[Part of a data file]
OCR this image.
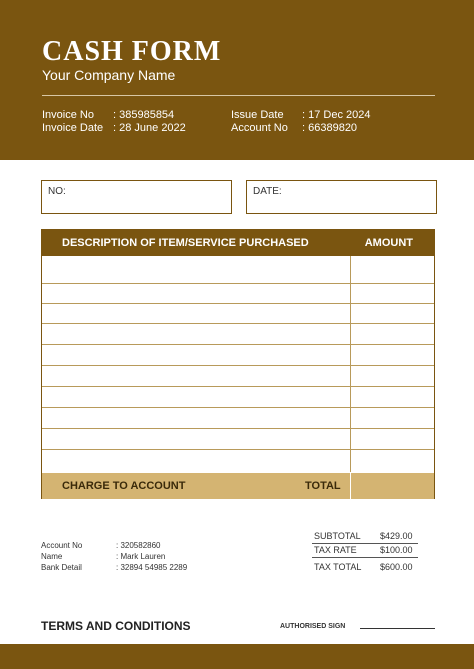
CASH FORM
Your Company Name
Invoice No : 385985854
Invoice Date : 28 June 2022
Issue Date : 17 Dec 2024
Account No : 66389820
NO:	DATE:
DESCRIPTION OF ITEM/SERVICE PURCHASED	AMOUNT
CHARGE TO ACCOUNT	TOTAL
Account No	: 320582860
Name	: Mark Lauren
Bank Detail	: 32894 54985 2289
SUBTOTAL $429.00
TAX RATE	$100.00
TAX TOTAL $600.00
TERMS AND CONDITIONS	AUTHORISED SIGN
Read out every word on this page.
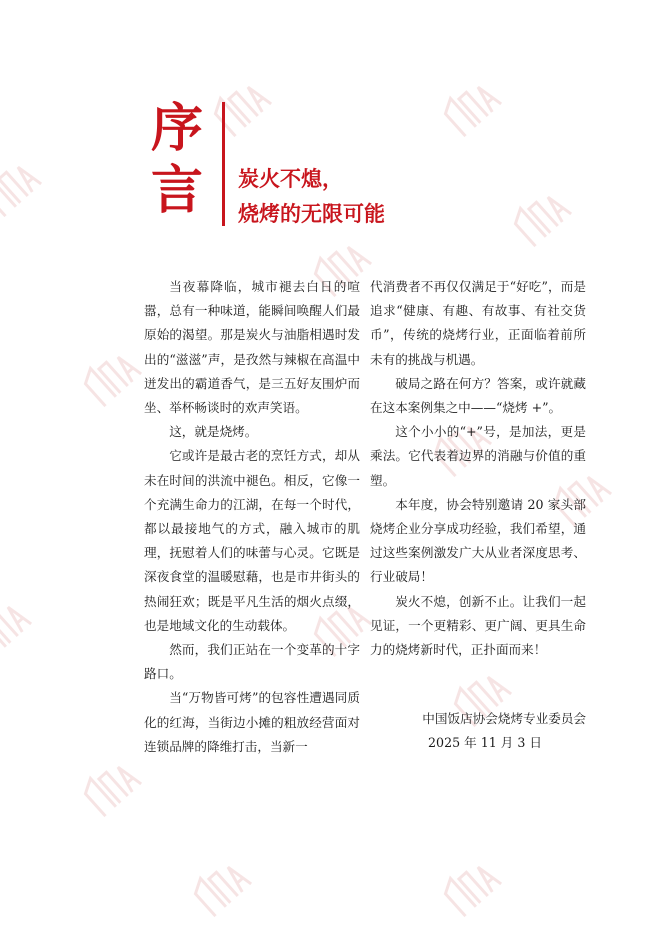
序
言 炭火不熄，
烧烤的无限可能

当夜幕降临，城市褪去白日的喧嚣，总有一种味道，能瞬间唤醒人们最原始的渴望。那是炭火与油脂相遇时发出的“滋滋”声，是孜然与辣椒在高温中迸发出的霸道香气，是三五好友围炉而坐、举杯畅谈时的欢声笑语。

这，就是烧烤。

它或许是最古老的烹饪方式，却从未在时间的洪流中褪色。相反，它像一个充满生命力的江湖，在每一个时代，都以最接地气的方式，融入城市的肌理，抚慰着人们的味蕾与心灵。它既是深夜食堂的温暖慰藉，也是市井街头的热闹狂欢；既是平凡生活的烟火点缀，也是地域文化的生动载体。

然而，我们正站在一个变革的十字路口。

当“万物皆可烤”的包容性遭遇同质化的红海，当街边小摊的粗放经营面对连锁品牌的降维打击，当新一

代消费者不再仅仅满足于“好吃”，而是追求“健康、有趣、有故事、有社交货币”，传统的烧烤行业，正面临着前所未有的挑战与机遇。

破局之路在何方？答案，或许就藏在这本案例集之中——“烧烤 +”。

这个小小的“+”号，是加法，更是乘法。它代表着边界的消融与价值的重塑。

本年度，协会特别邀请 20 家头部烧烤企业分享成功经验，我们希望，通过这些案例激发广大从业者深度思考、行业破局！

炭火不熄，创新不止。让我们一起见证，一个更精彩、更广阔、更具生命力的烧烤新时代，正扑面而来！

中国饭店协会烧烤专业委员会
2025 年 11 月 3 日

[REQUIREMENT] Check each line above for the string "炭火不熄" and report how many lines have it, giving only the number.

[SOLUTION TO THE EXERCISE] 2